§ DIRECTIVE
Check every line of the material below for "网络关系管理能力". Give the number of lines that have it, and only that.

Figure record listings
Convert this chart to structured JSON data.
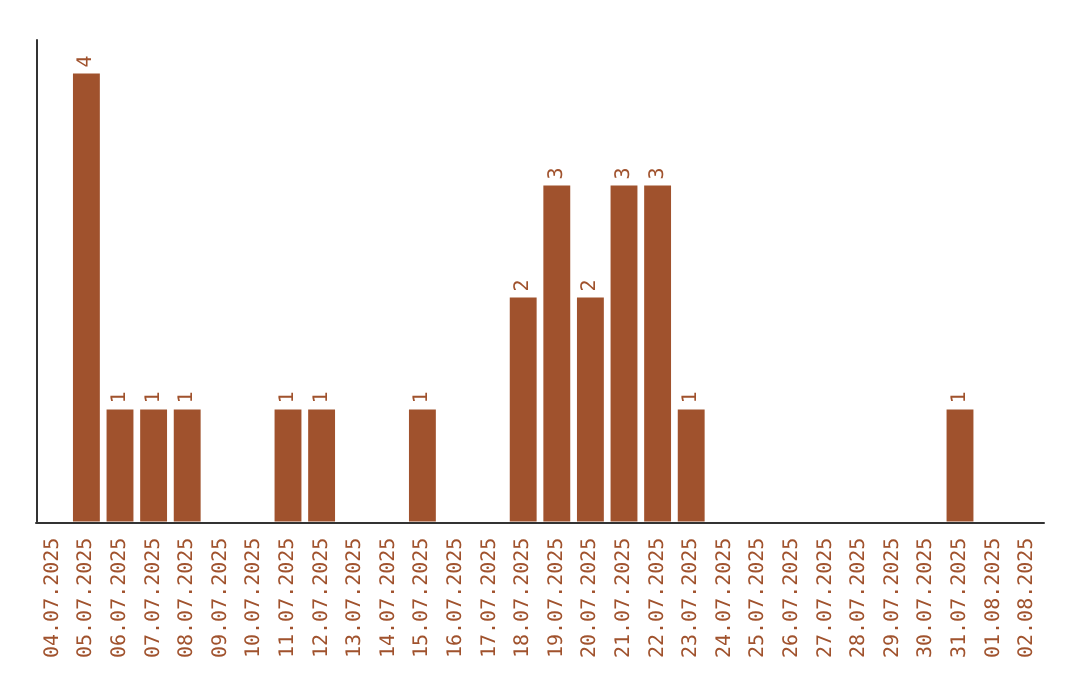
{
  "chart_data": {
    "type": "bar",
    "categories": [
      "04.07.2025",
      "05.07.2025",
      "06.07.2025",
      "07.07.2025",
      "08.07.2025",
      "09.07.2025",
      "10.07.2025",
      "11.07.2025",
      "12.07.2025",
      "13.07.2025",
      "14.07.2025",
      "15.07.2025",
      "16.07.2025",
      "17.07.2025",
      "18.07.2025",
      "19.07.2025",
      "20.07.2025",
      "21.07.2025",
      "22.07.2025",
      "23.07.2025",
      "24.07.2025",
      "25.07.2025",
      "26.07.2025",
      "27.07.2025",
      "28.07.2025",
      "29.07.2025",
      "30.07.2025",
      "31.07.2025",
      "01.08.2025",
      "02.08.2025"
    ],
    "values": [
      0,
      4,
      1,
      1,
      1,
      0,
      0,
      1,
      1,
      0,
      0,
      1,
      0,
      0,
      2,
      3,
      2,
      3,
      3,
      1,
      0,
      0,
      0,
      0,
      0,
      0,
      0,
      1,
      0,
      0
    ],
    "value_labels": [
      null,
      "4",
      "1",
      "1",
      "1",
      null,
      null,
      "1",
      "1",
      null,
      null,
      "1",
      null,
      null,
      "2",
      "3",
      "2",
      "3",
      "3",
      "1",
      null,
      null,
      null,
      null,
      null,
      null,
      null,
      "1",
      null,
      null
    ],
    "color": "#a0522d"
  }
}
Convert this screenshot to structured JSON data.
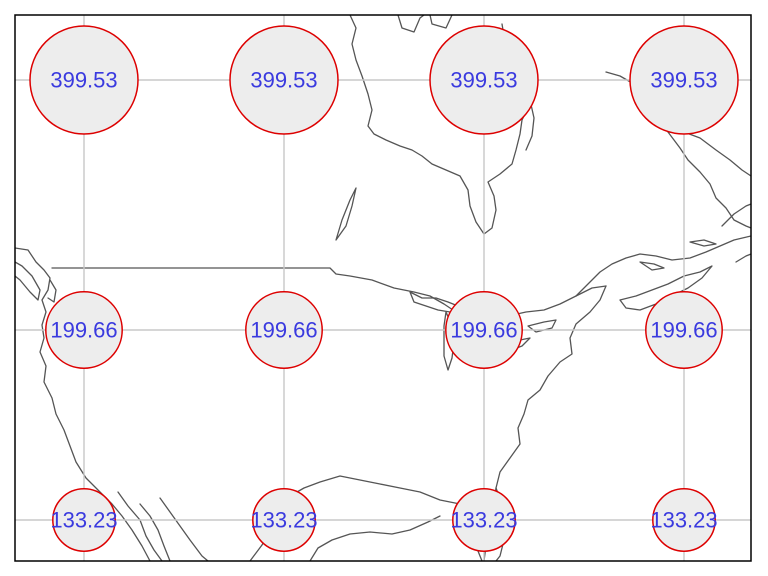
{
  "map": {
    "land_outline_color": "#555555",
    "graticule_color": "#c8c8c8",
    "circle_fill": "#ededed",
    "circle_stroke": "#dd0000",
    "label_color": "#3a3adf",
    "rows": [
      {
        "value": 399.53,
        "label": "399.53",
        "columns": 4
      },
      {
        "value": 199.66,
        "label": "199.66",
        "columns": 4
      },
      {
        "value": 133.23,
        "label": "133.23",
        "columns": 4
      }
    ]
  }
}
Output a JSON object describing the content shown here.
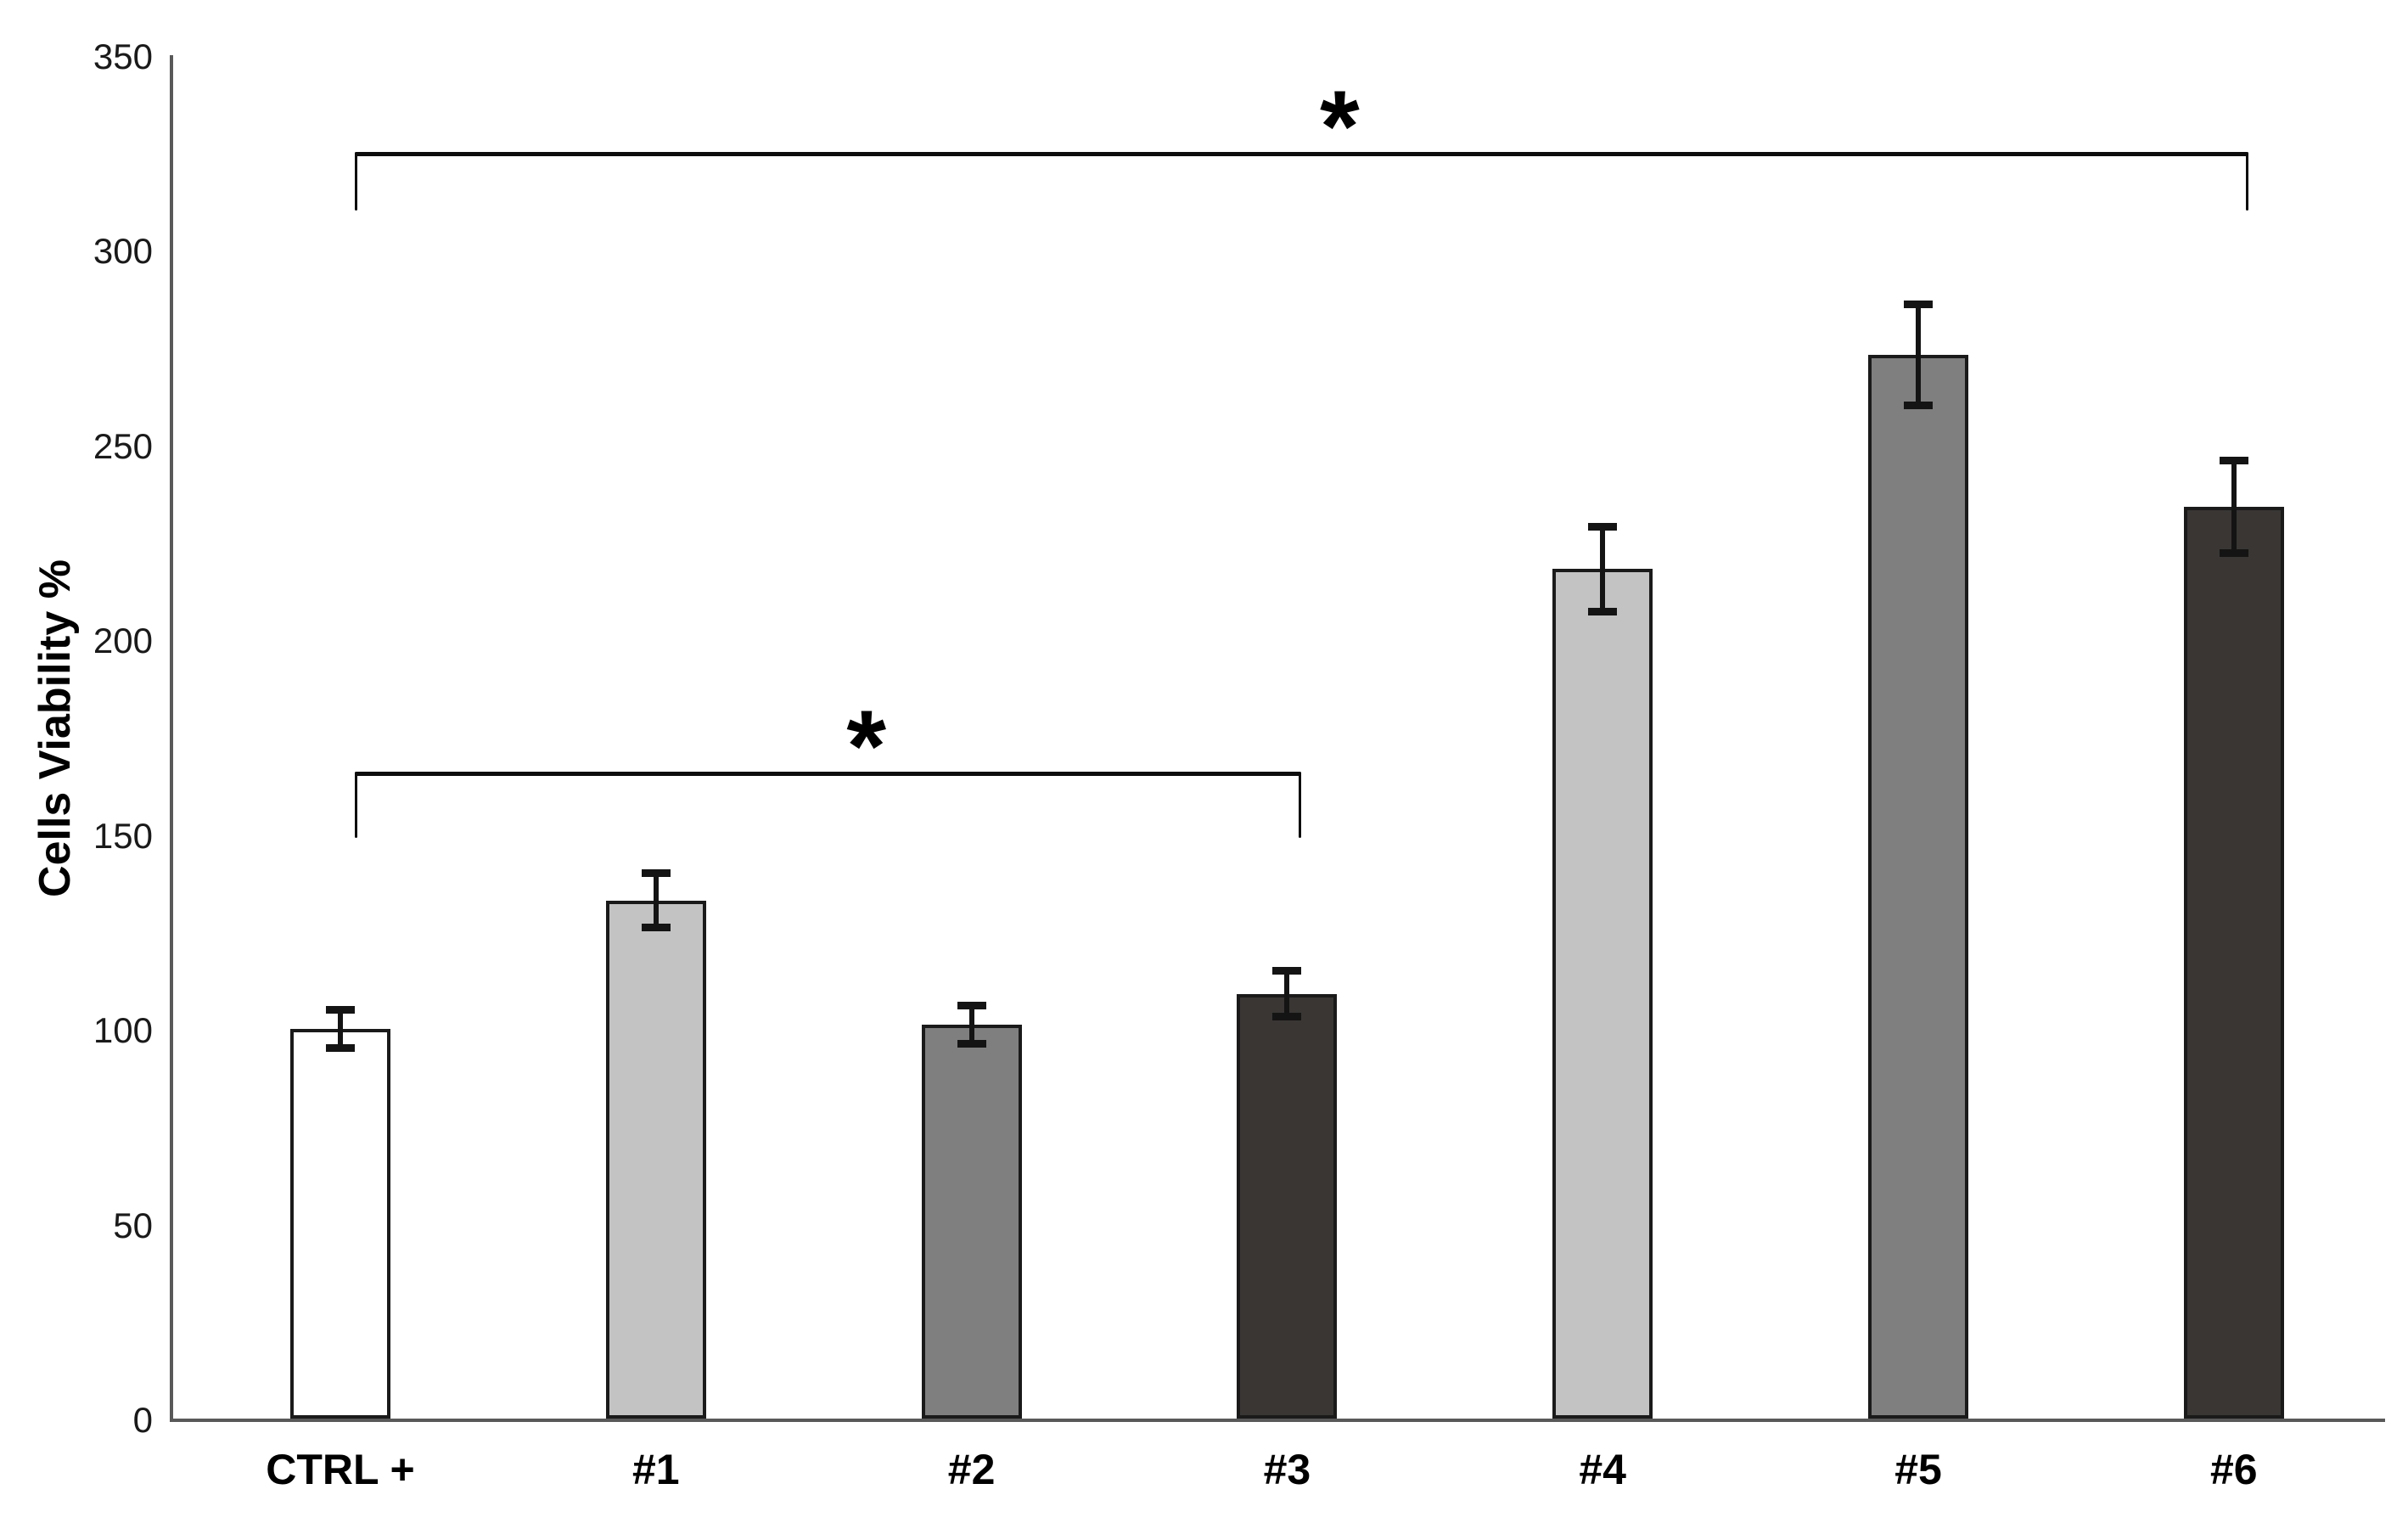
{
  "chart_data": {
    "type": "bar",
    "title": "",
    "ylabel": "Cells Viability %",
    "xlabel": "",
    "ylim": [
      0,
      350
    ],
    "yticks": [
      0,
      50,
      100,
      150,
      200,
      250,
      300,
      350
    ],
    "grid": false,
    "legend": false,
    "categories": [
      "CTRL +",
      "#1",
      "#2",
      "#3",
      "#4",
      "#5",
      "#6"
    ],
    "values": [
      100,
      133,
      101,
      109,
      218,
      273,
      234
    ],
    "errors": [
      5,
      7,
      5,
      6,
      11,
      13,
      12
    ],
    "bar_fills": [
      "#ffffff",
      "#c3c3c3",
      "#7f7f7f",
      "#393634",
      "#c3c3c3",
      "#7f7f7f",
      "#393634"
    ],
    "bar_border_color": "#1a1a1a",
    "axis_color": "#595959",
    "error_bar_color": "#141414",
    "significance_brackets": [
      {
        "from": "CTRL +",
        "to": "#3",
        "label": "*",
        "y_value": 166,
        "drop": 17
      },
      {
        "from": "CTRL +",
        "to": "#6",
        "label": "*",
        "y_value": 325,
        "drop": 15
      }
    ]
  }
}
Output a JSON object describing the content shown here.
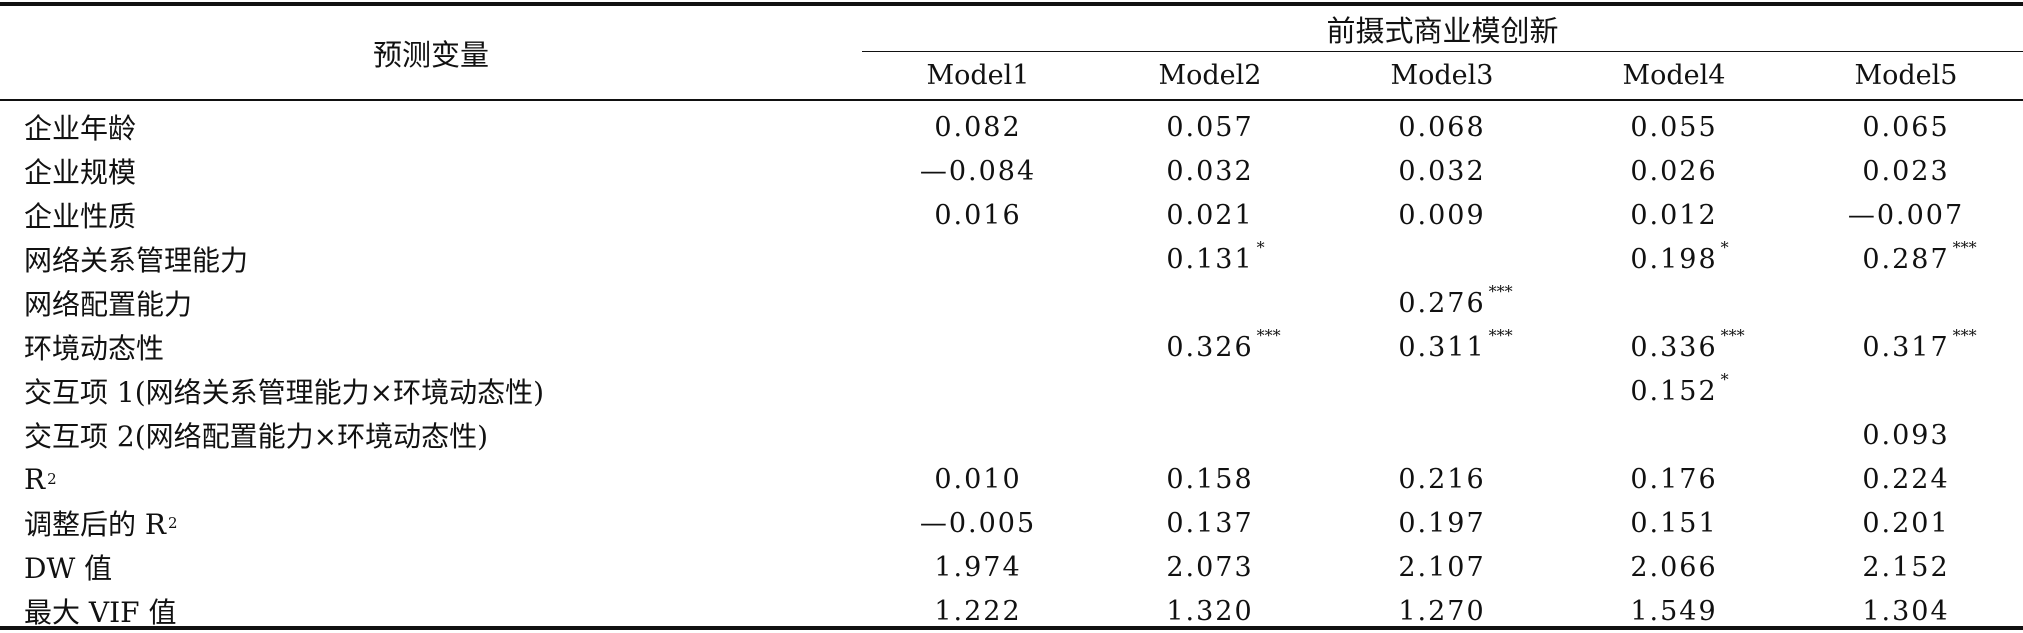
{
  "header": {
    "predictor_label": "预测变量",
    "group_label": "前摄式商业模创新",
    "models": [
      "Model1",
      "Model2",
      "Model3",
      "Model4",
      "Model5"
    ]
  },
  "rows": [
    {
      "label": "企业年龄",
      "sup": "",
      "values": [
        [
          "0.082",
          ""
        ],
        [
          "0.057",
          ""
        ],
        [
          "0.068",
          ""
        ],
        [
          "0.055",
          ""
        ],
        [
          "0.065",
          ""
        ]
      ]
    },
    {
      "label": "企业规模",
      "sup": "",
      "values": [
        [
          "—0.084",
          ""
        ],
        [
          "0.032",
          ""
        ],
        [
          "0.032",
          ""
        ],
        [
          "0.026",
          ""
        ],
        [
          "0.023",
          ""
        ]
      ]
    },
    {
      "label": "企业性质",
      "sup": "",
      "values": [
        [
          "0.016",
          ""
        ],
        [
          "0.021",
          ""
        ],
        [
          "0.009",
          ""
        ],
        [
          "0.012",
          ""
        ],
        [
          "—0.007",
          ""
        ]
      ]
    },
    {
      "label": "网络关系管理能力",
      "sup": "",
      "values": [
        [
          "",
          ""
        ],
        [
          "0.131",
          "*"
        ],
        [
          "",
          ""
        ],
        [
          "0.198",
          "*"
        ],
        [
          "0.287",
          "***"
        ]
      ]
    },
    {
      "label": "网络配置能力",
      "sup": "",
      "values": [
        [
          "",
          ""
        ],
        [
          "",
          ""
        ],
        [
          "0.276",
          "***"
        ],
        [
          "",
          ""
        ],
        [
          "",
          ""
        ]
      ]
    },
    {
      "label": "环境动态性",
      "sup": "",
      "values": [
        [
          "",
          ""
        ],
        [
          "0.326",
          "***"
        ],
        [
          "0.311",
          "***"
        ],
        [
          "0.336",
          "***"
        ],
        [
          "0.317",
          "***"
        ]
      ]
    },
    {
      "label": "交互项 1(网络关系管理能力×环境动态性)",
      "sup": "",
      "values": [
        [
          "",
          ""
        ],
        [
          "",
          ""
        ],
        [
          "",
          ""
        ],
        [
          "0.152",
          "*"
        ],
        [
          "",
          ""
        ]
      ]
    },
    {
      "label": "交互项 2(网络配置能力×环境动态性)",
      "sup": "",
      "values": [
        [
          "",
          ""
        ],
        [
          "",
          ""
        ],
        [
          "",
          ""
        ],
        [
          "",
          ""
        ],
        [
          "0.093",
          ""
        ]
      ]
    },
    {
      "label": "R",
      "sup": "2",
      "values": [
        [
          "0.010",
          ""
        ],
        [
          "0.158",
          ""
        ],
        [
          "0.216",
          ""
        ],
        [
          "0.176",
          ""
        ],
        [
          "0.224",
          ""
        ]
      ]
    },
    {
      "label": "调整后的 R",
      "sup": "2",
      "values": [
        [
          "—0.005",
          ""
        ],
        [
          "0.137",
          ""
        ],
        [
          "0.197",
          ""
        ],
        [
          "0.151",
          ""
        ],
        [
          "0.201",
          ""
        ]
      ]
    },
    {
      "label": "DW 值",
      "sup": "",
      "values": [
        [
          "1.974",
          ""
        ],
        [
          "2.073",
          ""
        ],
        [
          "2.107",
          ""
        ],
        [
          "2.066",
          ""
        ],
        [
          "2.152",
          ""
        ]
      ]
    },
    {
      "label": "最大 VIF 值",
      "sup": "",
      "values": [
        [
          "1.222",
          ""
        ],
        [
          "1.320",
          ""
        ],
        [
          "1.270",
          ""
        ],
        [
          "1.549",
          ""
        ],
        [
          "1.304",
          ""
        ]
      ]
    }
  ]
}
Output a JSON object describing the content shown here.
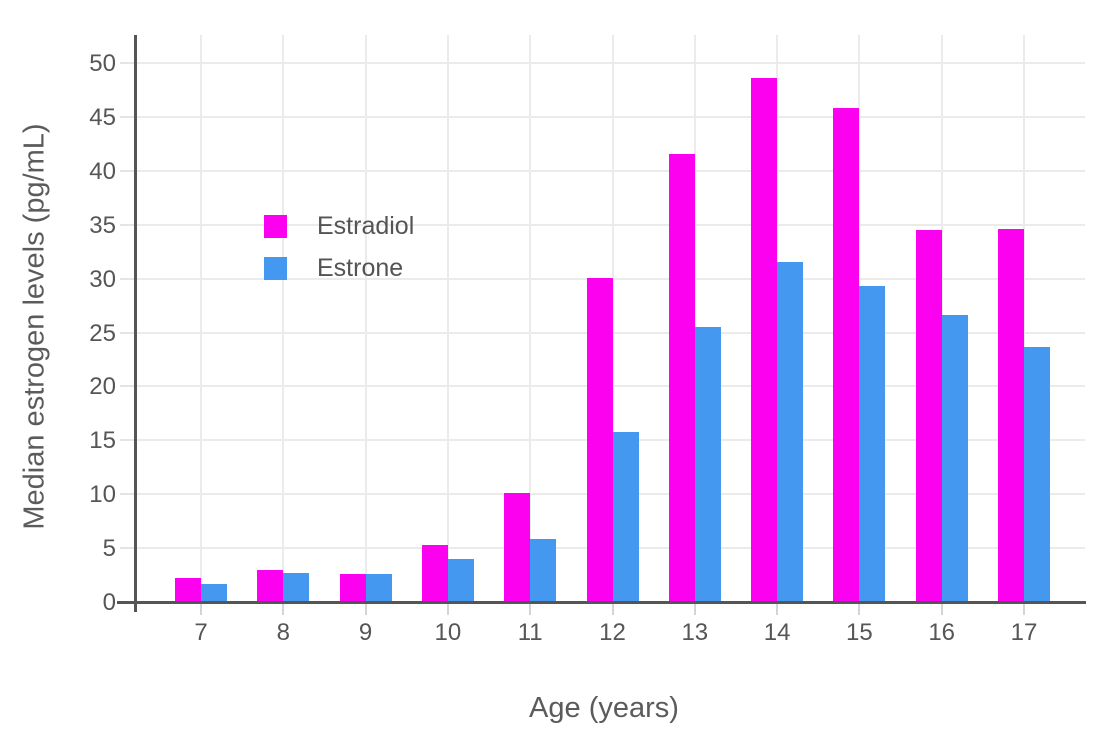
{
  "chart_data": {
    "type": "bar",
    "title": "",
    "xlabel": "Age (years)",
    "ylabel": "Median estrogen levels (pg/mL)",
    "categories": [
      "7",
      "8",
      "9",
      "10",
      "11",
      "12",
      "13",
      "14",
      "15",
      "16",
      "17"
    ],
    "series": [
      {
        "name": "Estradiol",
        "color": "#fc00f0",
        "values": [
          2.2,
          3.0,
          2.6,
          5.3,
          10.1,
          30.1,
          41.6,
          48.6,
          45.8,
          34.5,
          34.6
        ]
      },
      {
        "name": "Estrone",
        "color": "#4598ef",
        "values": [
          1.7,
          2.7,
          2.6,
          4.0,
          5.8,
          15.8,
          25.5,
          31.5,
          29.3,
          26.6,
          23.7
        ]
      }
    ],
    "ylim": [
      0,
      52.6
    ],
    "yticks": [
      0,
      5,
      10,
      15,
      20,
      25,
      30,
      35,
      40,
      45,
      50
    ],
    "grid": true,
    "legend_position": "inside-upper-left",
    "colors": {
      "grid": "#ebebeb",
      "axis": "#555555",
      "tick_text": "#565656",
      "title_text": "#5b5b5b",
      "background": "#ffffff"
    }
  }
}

§ RESPONSE FOR THIS EXERCISE
2